▶ _THE REQUEST_:
Would you quote the material below in full and unchanged?

==== PROVIDED MATERIAL

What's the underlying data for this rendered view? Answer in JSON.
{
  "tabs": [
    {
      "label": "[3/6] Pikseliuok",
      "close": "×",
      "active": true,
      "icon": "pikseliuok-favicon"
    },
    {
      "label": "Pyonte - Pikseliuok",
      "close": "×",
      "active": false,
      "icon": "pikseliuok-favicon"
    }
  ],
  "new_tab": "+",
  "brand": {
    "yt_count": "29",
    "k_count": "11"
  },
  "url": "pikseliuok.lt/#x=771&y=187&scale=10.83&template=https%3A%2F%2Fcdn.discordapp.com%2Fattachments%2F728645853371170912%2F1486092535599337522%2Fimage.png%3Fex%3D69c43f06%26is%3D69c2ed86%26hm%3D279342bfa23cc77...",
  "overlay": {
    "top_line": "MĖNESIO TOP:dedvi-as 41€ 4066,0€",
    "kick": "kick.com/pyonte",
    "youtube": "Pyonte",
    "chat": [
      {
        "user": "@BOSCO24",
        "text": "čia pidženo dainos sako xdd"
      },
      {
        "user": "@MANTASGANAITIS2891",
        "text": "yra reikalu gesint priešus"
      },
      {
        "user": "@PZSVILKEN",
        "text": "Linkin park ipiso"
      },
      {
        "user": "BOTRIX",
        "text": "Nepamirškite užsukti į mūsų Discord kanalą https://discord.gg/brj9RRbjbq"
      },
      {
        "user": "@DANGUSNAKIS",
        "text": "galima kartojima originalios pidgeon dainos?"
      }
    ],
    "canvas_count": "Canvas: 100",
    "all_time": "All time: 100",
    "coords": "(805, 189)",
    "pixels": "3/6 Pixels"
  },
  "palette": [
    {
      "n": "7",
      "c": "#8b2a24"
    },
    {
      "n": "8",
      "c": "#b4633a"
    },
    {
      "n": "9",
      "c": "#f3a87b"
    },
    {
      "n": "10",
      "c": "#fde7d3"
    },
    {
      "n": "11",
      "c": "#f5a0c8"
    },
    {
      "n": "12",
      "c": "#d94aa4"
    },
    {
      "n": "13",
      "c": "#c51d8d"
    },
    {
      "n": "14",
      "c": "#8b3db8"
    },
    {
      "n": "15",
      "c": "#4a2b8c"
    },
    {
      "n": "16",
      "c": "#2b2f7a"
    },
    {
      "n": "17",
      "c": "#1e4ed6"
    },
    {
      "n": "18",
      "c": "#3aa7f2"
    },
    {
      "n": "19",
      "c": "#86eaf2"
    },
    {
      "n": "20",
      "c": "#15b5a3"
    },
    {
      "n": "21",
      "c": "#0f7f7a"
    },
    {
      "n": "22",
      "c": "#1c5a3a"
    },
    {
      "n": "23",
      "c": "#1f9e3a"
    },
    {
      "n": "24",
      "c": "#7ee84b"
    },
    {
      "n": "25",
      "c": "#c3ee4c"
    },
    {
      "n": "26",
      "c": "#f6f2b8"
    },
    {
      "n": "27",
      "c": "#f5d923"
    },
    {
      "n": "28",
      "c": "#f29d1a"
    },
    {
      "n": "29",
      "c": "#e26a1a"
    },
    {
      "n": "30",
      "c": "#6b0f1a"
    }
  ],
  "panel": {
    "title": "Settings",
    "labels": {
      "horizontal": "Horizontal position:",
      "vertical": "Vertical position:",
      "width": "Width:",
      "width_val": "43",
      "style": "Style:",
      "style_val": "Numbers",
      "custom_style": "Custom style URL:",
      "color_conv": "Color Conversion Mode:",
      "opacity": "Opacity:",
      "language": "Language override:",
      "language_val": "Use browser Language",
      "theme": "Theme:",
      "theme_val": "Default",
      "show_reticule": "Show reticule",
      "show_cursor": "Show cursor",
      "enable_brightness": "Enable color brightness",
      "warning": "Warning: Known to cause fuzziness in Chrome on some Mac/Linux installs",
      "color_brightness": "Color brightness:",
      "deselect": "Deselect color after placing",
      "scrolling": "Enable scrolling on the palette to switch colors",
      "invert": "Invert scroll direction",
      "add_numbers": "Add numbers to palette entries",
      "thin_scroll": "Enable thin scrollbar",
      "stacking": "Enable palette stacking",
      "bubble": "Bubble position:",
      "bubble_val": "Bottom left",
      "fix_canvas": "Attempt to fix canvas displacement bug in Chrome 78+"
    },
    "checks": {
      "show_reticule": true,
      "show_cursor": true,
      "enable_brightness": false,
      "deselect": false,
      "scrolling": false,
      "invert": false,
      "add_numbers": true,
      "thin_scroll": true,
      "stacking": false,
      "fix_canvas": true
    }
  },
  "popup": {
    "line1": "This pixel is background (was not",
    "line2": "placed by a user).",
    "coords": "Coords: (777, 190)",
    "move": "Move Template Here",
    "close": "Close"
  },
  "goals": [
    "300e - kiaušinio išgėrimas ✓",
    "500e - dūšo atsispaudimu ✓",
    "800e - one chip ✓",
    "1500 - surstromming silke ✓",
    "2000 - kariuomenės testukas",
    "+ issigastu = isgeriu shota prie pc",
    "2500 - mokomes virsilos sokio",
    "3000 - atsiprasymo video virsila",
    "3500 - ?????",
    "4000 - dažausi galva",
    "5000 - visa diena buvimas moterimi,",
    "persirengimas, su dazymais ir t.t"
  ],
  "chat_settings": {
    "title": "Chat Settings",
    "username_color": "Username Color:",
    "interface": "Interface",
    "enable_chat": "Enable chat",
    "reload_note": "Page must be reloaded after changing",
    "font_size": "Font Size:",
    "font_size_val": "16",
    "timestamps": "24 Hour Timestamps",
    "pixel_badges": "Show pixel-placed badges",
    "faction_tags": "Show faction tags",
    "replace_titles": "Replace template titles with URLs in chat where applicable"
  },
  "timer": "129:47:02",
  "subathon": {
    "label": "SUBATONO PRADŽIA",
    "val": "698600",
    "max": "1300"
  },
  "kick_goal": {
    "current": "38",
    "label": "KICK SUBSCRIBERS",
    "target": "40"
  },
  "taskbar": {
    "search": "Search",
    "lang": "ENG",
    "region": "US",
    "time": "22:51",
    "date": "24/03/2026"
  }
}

========

▶ _FINISHED TASK_:
What's the underlying data for this rendered view? Answer in JSON.
{
  "tabs": [
    {
      "label": "[3/6] Pikseliuok",
      "close": "×",
      "active": true,
      "icon": "pikseliuok-favicon"
    },
    {
      "label": "Pyonte - Pikseliuok",
      "close": "×",
      "active": false,
      "icon": "pikseliuok-favicon"
    }
  ],
  "new_tab": "+",
  "brand": {
    "yt_count": "29",
    "k_count": "11"
  },
  "url": "pikseliuok.lt/#x=771&y=187&scale=10.83&template=https%3A%2F%2Fcdn.discordapp.com%2Fattachments%2F728645853371170912%2F1486092535599337522%2Fimage.png%3Fex%3D69c43f06%26is%3D69c2ed86%26hm%3D279342bfa23cc77...",
  "overlay": {
    "top_line": "MĖNESIO TOP:dedvi-as 41€ 4066,0€",
    "kick": "kick.com/pyonte",
    "youtube": "Pyonte",
    "chat": [
      {
        "user": "@BOSCO24",
        "text": "čia pidženo dainos sako xdd"
      },
      {
        "user": "@MANTASGANAITIS2891",
        "text": "yra reikalu gesint priešus"
      },
      {
        "user": "@PZSVILKEN",
        "text": "Linkin park ipiso"
      },
      {
        "user": "BOTRIX",
        "text": "Nepamirškite užsukti į mūsų Discord kanalą https://discord.gg/brj9RRbjbq"
      },
      {
        "user": "@DANGUSNAKIS",
        "text": "galima kartojima originalios pidgeon dainos?"
      }
    ],
    "canvas_count": "Canvas: 100",
    "all_time": "All time: 100",
    "coords": "(805, 189)",
    "pixels": "3/6 Pixels"
  },
  "palette": [
    {
      "n": "7",
      "c": "#8b2a24"
    },
    {
      "n": "8",
      "c": "#b4633a"
    },
    {
      "n": "9",
      "c": "#f3a87b"
    },
    {
      "n": "10",
      "c": "#fde7d3"
    },
    {
      "n": "11",
      "c": "#f5a0c8"
    },
    {
      "n": "12",
      "c": "#d94aa4"
    },
    {
      "n": "13",
      "c": "#c51d8d"
    },
    {
      "n": "14",
      "c": "#8b3db8"
    },
    {
      "n": "15",
      "c": "#4a2b8c"
    },
    {
      "n": "16",
      "c": "#2b2f7a"
    },
    {
      "n": "17",
      "c": "#1e4ed6"
    },
    {
      "n": "18",
      "c": "#3aa7f2"
    },
    {
      "n": "19",
      "c": "#86eaf2"
    },
    {
      "n": "20",
      "c": "#15b5a3"
    },
    {
      "n": "21",
      "c": "#0f7f7a"
    },
    {
      "n": "22",
      "c": "#1c5a3a"
    },
    {
      "n": "23",
      "c": "#1f9e3a"
    },
    {
      "n": "24",
      "c": "#7ee84b"
    },
    {
      "n": "25",
      "c": "#c3ee4c"
    },
    {
      "n": "26",
      "c": "#f6f2b8"
    },
    {
      "n": "27",
      "c": "#f5d923"
    },
    {
      "n": "28",
      "c": "#f29d1a"
    },
    {
      "n": "29",
      "c": "#e26a1a"
    },
    {
      "n": "30",
      "c": "#6b0f1a"
    }
  ],
  "panel": {
    "title": "Settings",
    "labels": {
      "horizontal": "Horizontal position:",
      "vertical": "Vertical position:",
      "width": "Width:",
      "width_val": "43",
      "style": "Style:",
      "style_val": "Numbers",
      "custom_style": "Custom style URL:",
      "color_conv": "Color Conversion Mode:",
      "opacity": "Opacity:",
      "language": "Language override:",
      "language_val": "Use browser Language",
      "theme": "Theme:",
      "theme_val": "Default",
      "show_reticule": "Show reticule",
      "show_cursor": "Show cursor",
      "enable_brightness": "Enable color brightness",
      "warning": "Warning: Known to cause fuzziness in Chrome on some Mac/Linux installs",
      "color_brightness": "Color brightness:",
      "deselect": "Deselect color after placing",
      "scrolling": "Enable scrolling on the palette to switch colors",
      "invert": "Invert scroll direction",
      "add_numbers": "Add numbers to palette entries",
      "thin_scroll": "Enable thin scrollbar",
      "stacking": "Enable palette stacking",
      "bubble": "Bubble position:",
      "bubble_val": "Bottom left",
      "fix_canvas": "Attempt to fix canvas displacement bug in Chrome 78+"
    },
    "checks": {
      "show_reticule": true,
      "show_cursor": true,
      "enable_brightness": false,
      "deselect": false,
      "scrolling": false,
      "invert": false,
      "add_numbers": true,
      "thin_scroll": true,
      "stacking": false,
      "fix_canvas": true
    }
  },
  "popup": {
    "line1": "This pixel is background (was not",
    "line2": "placed by a user).",
    "coords": "Coords: (777, 190)",
    "move": "Move Template Here",
    "close": "Close"
  },
  "goals": [
    "300e - kiaušinio išgėrimas ✓",
    "500e - dūšo atsispaudimu ✓",
    "800e - one chip ✓",
    "1500 - surstromming silke ✓",
    "2000 - kariuomenės testukas",
    "+ issigastu = isgeriu shota prie pc",
    "2500 - mokomes virsilos sokio",
    "3000 - atsiprasymo video virsila",
    "3500 - ?????",
    "4000 - dažausi galva",
    "5000 - visa diena buvimas moterimi,",
    "persirengimas, su dazymais ir t.t"
  ],
  "chat_settings": {
    "title": "Chat Settings",
    "username_color": "Username Color:",
    "interface": "Interface",
    "enable_chat": "Enable chat",
    "reload_note": "Page must be reloaded after changing",
    "font_size": "Font Size:",
    "font_size_val": "16",
    "timestamps": "24 Hour Timestamps",
    "pixel_badges": "Show pixel-placed badges",
    "faction_tags": "Show faction tags",
    "replace_titles": "Replace template titles with URLs in chat where applicable"
  },
  "timer": "129:47:02",
  "subathon": {
    "label": "SUBATONO PRADŽIA",
    "val": "698600",
    "max": "1300"
  },
  "kick_goal": {
    "current": "38",
    "label": "KICK SUBSCRIBERS",
    "target": "40"
  },
  "taskbar": {
    "search": "Search",
    "lang": "ENG",
    "region": "US",
    "time": "22:51",
    "date": "24/03/2026"
  }
}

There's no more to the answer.